Records from a collection:
==*==
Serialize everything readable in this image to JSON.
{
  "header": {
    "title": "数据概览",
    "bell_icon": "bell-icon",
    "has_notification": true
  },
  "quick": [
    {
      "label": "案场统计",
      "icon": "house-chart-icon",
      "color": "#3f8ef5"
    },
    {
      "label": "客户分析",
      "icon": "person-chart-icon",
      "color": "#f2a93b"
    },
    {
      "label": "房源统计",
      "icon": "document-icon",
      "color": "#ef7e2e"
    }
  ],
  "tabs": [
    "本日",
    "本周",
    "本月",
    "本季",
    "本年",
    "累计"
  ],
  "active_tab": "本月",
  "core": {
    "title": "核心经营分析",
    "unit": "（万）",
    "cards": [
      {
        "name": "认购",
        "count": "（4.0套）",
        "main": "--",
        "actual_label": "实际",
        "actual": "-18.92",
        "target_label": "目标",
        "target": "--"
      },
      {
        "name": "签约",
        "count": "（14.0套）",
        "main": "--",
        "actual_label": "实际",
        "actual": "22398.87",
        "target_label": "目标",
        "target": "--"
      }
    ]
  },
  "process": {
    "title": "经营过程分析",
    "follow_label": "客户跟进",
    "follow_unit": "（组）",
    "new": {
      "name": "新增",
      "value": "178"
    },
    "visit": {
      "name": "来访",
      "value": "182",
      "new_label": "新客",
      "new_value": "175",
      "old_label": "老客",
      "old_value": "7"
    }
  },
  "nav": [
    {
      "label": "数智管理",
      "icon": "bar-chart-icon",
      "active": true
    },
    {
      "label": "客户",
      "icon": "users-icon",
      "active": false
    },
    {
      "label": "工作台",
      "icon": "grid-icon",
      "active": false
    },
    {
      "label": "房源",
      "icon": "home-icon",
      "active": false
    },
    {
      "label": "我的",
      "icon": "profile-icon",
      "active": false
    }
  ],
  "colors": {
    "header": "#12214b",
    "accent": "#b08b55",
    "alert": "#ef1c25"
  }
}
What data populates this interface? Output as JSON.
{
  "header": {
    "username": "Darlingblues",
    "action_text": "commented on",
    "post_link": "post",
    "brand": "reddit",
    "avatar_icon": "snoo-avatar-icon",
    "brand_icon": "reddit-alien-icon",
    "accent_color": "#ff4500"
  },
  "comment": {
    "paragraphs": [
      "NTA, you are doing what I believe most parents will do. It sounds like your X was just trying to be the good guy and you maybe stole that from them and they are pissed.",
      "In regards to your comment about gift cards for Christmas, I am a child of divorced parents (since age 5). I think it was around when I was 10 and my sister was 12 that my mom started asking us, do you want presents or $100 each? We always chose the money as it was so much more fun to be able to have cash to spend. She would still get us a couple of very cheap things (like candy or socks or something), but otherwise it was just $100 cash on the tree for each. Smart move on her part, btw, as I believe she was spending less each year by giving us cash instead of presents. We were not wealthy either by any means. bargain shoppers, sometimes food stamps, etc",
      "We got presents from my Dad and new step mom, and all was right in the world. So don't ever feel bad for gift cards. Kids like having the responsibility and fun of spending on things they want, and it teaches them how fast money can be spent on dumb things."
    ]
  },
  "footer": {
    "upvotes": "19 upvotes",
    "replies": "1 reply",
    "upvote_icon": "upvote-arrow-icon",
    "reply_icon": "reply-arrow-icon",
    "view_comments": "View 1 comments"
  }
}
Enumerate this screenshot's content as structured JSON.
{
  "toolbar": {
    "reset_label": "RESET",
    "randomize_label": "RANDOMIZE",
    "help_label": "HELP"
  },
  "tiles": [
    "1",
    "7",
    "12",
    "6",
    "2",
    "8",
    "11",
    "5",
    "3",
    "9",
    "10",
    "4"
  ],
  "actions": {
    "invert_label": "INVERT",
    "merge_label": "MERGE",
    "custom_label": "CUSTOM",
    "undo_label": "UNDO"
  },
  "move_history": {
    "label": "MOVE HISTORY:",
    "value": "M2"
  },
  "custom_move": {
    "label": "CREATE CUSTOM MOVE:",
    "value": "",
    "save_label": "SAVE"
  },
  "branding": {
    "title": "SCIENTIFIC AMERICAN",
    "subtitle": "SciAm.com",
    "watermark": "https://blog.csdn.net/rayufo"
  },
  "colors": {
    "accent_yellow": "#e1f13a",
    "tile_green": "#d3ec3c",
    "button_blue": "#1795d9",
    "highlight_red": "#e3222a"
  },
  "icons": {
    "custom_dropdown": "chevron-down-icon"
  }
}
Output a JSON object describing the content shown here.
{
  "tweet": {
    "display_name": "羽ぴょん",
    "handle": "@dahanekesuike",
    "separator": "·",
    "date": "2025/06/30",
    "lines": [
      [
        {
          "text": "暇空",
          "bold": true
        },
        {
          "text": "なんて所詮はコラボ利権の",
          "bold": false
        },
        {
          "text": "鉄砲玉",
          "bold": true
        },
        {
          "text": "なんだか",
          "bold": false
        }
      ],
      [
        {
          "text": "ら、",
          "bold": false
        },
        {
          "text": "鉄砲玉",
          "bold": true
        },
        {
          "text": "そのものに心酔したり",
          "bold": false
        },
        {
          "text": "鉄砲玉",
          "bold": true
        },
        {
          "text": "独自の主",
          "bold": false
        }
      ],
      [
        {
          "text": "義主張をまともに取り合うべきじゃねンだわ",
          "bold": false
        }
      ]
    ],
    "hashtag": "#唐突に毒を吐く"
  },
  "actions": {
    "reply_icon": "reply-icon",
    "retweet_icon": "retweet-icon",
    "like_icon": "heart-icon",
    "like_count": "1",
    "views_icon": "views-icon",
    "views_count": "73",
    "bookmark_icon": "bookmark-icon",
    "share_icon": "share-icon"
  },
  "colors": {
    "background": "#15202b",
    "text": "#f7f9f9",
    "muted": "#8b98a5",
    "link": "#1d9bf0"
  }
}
==*==
TASK DETAILS
Reproduce each entry above exactly, keeping every word.

TASK SOLUTION
Serialize everything readable in this image to JSON.
{
  "header": {
    "title": "数据概览",
    "bell_icon": "bell-icon",
    "has_notification": true
  },
  "quick": [
    {
      "label": "案场统计",
      "icon": "house-chart-icon",
      "color": "#3f8ef5"
    },
    {
      "label": "客户分析",
      "icon": "person-chart-icon",
      "color": "#f2a93b"
    },
    {
      "label": "房源统计",
      "icon": "document-icon",
      "color": "#ef7e2e"
    }
  ],
  "tabs": [
    "本日",
    "本周",
    "本月",
    "本季",
    "本年",
    "累计"
  ],
  "active_tab": "本月",
  "core": {
    "title": "核心经营分析",
    "unit": "（万）",
    "cards": [
      {
        "name": "认购",
        "count": "（4.0套）",
        "main": "--",
        "actual_label": "实际",
        "actual": "-18.92",
        "target_label": "目标",
        "target": "--"
      },
      {
        "name": "签约",
        "count": "（14.0套）",
        "main": "--",
        "actual_label": "实际",
        "actual": "22398.87",
        "target_label": "目标",
        "target": "--"
      }
    ]
  },
  "process": {
    "title": "经营过程分析",
    "follow_label": "客户跟进",
    "follow_unit": "（组）",
    "new": {
      "name": "新增",
      "value": "178"
    },
    "visit": {
      "name": "来访",
      "value": "182",
      "new_label": "新客",
      "new_value": "175",
      "old_label": "老客",
      "old_value": "7"
    }
  },
  "nav": [
    {
      "label": "数智管理",
      "icon": "bar-chart-icon",
      "active": true
    },
    {
      "label": "客户",
      "icon": "users-icon",
      "active": false
    },
    {
      "label": "工作台",
      "icon": "grid-icon",
      "active": false
    },
    {
      "label": "房源",
      "icon": "home-icon",
      "active": false
    },
    {
      "label": "我的",
      "icon": "profile-icon",
      "active": false
    }
  ],
  "colors": {
    "header": "#12214b",
    "accent": "#b08b55",
    "alert": "#ef1c25"
  }
}
What data populates this interface? Output as JSON.
{
  "header": {
    "username": "Darlingblues",
    "action_text": "commented on",
    "post_link": "post",
    "brand": "reddit",
    "avatar_icon": "snoo-avatar-icon",
    "brand_icon": "reddit-alien-icon",
    "accent_color": "#ff4500"
  },
  "comment": {
    "paragraphs": [
      "NTA, you are doing what I believe most parents will do. It sounds like your X was just trying to be the good guy and you maybe stole that from them and they are pissed.",
      "In regards to your comment about gift cards for Christmas, I am a child of divorced parents (since age 5). I think it was around when I was 10 and my sister was 12 that my mom started asking us, do you want presents or $100 each? We always chose the money as it was so much more fun to be able to have cash to spend. She would still get us a couple of very cheap things (like candy or socks or something), but otherwise it was just $100 cash on the tree for each. Smart move on her part, btw, as I believe she was spending less each year by giving us cash instead of presents. We were not wealthy either by any means. bargain shoppers, sometimes food stamps, etc",
      "We got presents from my Dad and new step mom, and all was right in the world. So don't ever feel bad for gift cards. Kids like having the responsibility and fun of spending on things they want, and it teaches them how fast money can be spent on dumb things."
    ]
  },
  "footer": {
    "upvotes": "19 upvotes",
    "replies": "1 reply",
    "upvote_icon": "upvote-arrow-icon",
    "reply_icon": "reply-arrow-icon",
    "view_comments": "View 1 comments"
  }
}
Enumerate this screenshot's content as structured JSON.
{
  "toolbar": {
    "reset_label": "RESET",
    "randomize_label": "RANDOMIZE",
    "help_label": "HELP"
  },
  "tiles": [
    "1",
    "7",
    "12",
    "6",
    "2",
    "8",
    "11",
    "5",
    "3",
    "9",
    "10",
    "4"
  ],
  "actions": {
    "invert_label": "INVERT",
    "merge_label": "MERGE",
    "custom_label": "CUSTOM",
    "undo_label": "UNDO"
  },
  "move_history": {
    "label": "MOVE HISTORY:",
    "value": "M2"
  },
  "custom_move": {
    "label": "CREATE CUSTOM MOVE:",
    "value": "",
    "save_label": "SAVE"
  },
  "branding": {
    "title": "SCIENTIFIC AMERICAN",
    "subtitle": "SciAm.com",
    "watermark": "https://blog.csdn.net/rayufo"
  },
  "colors": {
    "accent_yellow": "#e1f13a",
    "tile_green": "#d3ec3c",
    "button_blue": "#1795d9",
    "highlight_red": "#e3222a"
  },
  "icons": {
    "custom_dropdown": "chevron-down-icon"
  }
}
Output a JSON object describing the content shown here.
{
  "tweet": {
    "display_name": "羽ぴょん",
    "handle": "@dahanekesuike",
    "separator": "·",
    "date": "2025/06/30",
    "lines": [
      [
        {
          "text": "暇空",
          "bold": true
        },
        {
          "text": "なんて所詮はコラボ利権の",
          "bold": false
        },
        {
          "text": "鉄砲玉",
          "bold": true
        },
        {
          "text": "なんだか",
          "bold": false
        }
      ],
      [
        {
          "text": "ら、",
          "bold": false
        },
        {
          "text": "鉄砲玉",
          "bold": true
        },
        {
          "text": "そのものに心酔したり",
          "bold": false
        },
        {
          "text": "鉄砲玉",
          "bold": true
        },
        {
          "text": "独自の主",
          "bold": false
        }
      ],
      [
        {
          "text": "義主張をまともに取り合うべきじゃねンだわ",
          "bold": false
        }
      ]
    ],
    "hashtag": "#唐突に毒を吐く"
  },
  "actions": {
    "reply_icon": "reply-icon",
    "retweet_icon": "retweet-icon",
    "like_icon": "heart-icon",
    "like_count": "1",
    "views_icon": "views-icon",
    "views_count": "73",
    "bookmark_icon": "bookmark-icon",
    "share_icon": "share-icon"
  },
  "colors": {
    "background": "#15202b",
    "text": "#f7f9f9",
    "muted": "#8b98a5",
    "link": "#1d9bf0"
  }
}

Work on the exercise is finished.